WORK TO COMPLETE: Omit the pictures, then write out every entry exactly as it reads.
>> begin RECORD EXTRACTS
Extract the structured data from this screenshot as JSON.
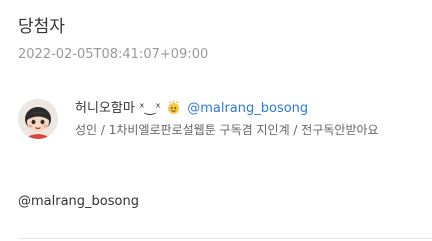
{
  "header": {
    "title": "당첨자",
    "timestamp": "2022-02-05T08:41:07+09:00"
  },
  "winner": {
    "display_name": "허니오함마 ˣ‿ˣ",
    "badge_icon": "sparkle-face-icon",
    "handle": "@malrang_bosong",
    "bio": "성인 / 1차비엘로판로설웹툰 구독겸 지인계 / 전구독안받아요",
    "avatar_icon": "anime-character-avatar"
  },
  "content": {
    "mention": "@malrang_bosong"
  },
  "colors": {
    "link": "#2a7bd3",
    "muted": "#999999",
    "text": "#333333"
  }
}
>> end RECORD EXTRACTS
TASK RESULT:
Extract the structured data from this screenshot as JSON.
{
  "header": {
    "title": "당첨자",
    "timestamp": "2022-02-05T08:41:07+09:00"
  },
  "winner": {
    "display_name": "허니오함마 ˣ‿ˣ",
    "badge_icon": "sparkle-face-icon",
    "handle": "@malrang_bosong",
    "bio": "성인 / 1차비엘로판로설웹툰 구독겸 지인계 / 전구독안받아요",
    "avatar_icon": "anime-character-avatar"
  },
  "content": {
    "mention": "@malrang_bosong"
  },
  "colors": {
    "link": "#2a7bd3",
    "muted": "#999999",
    "text": "#333333"
  }
}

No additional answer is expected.